===== Records provided =====

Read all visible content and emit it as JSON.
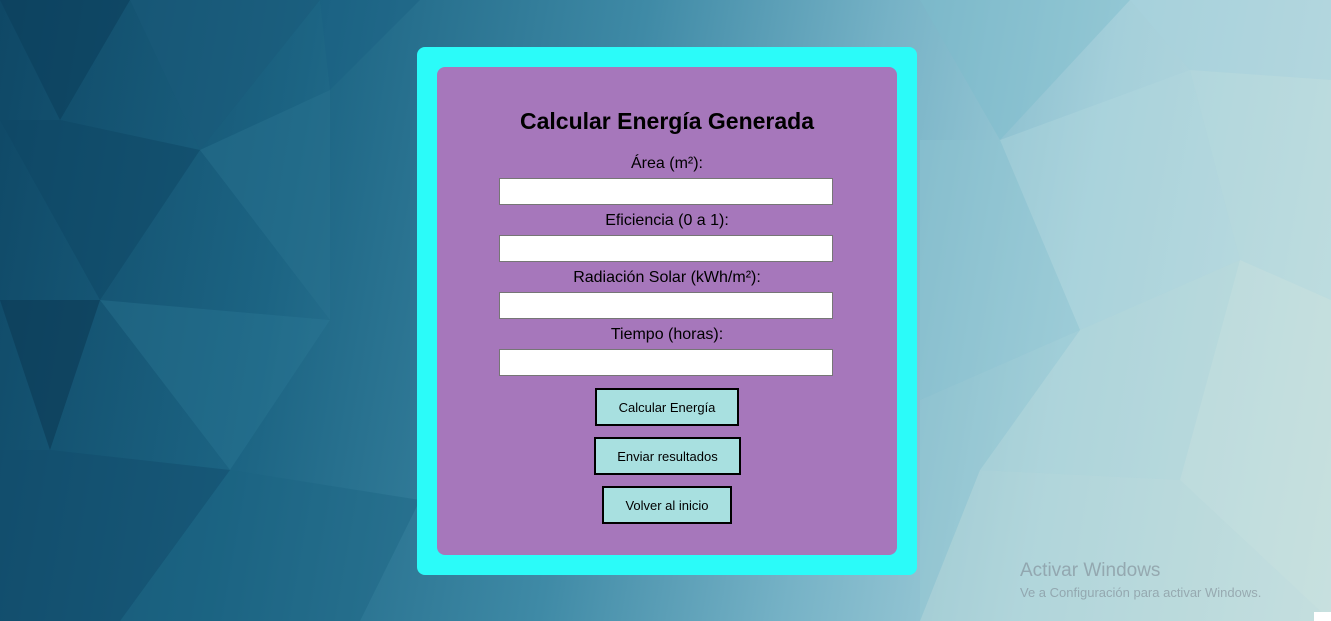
{
  "form": {
    "title": "Calcular Energía Generada",
    "fields": [
      {
        "label": "Área (m²):",
        "value": "",
        "placeholder": ""
      },
      {
        "label": "Eficiencia (0 a 1):",
        "value": "",
        "placeholder": ""
      },
      {
        "label": "Radiación Solar (kWh/m²):",
        "value": "",
        "placeholder": ""
      },
      {
        "label": "Tiempo (horas):",
        "value": "",
        "placeholder": ""
      }
    ],
    "buttons": {
      "calculate": "Calcular Energía",
      "send": "Enviar resultados",
      "back": "Volver al inicio"
    }
  },
  "watermark": {
    "title": "Activar Windows",
    "subtitle": "Ve a Configuración para activar Windows."
  },
  "colors": {
    "outer_card": "#2bfbf9",
    "inner_card": "#a677bb",
    "button_bg": "#a8e0e0"
  }
}
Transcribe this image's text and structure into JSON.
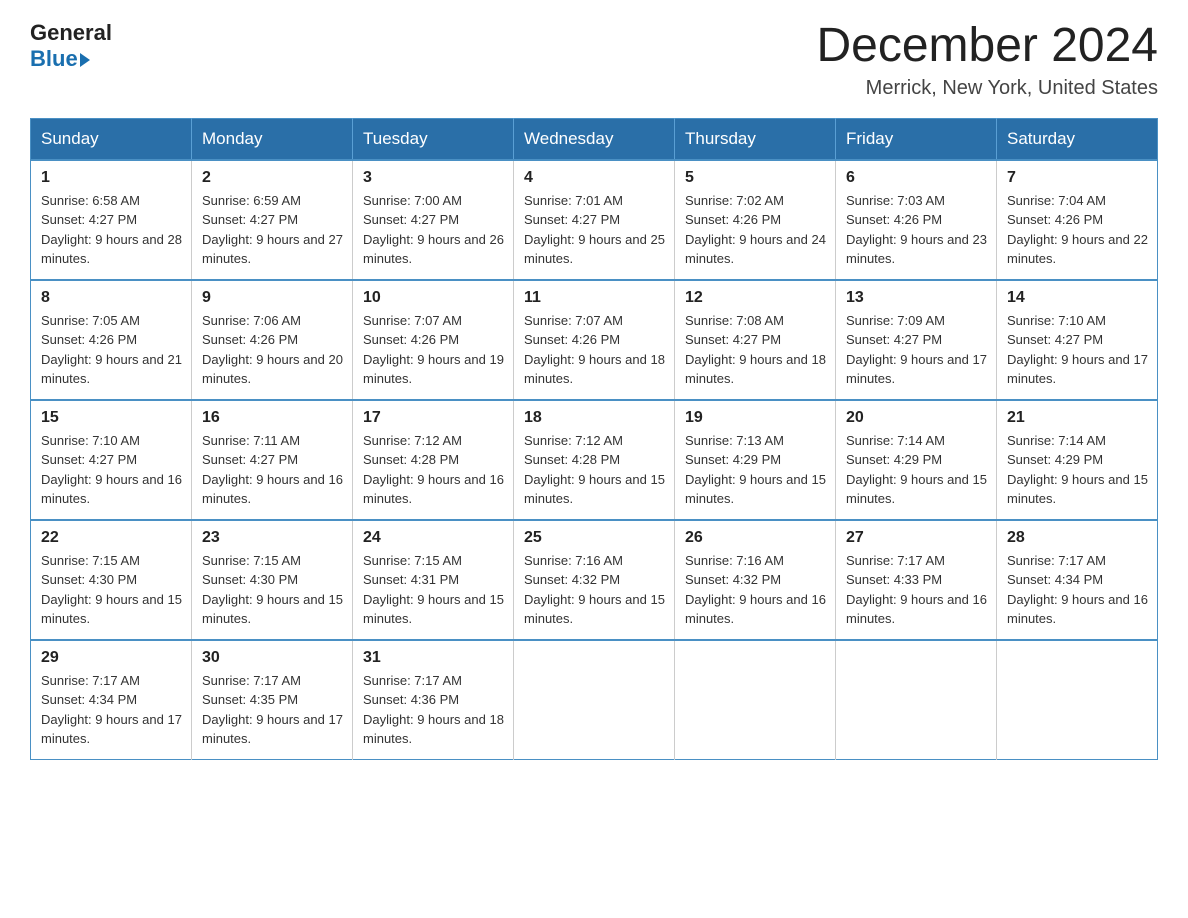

=====

- _Brief_:
Print all of the entries word for word. Omit the pictures they contain.

- _Solution_:
Read all visible content and emit it as JSON.
{
  "form": {
    "title": "Calcular Energía Generada",
    "fields": [
      {
        "label": "Área (m²):",
        "value": "",
        "placeholder": ""
      },
      {
        "label": "Eficiencia (0 a 1):",
        "value": "",
        "placeholder": ""
      },
      {
        "label": "Radiación Solar (kWh/m²):",
        "value": "",
        "placeholder": ""
      },
      {
        "label": "Tiempo (horas):",
        "value": "",
        "placeholder": ""
      }
    ],
    "buttons": {
      "calculate": "Calcular Energía",
      "send": "Enviar resultados",
      "back": "Volver al inicio"
    }
  },
  "watermark": {
    "title": "Activar Windows",
    "subtitle": "Ve a Configuración para activar Windows."
  },
  "colors": {
    "outer_card": "#2bfbf9",
    "inner_card": "#a677bb",
    "button_bg": "#a8e0e0"
  }
}
Transcribe this image's text and structure into JSON.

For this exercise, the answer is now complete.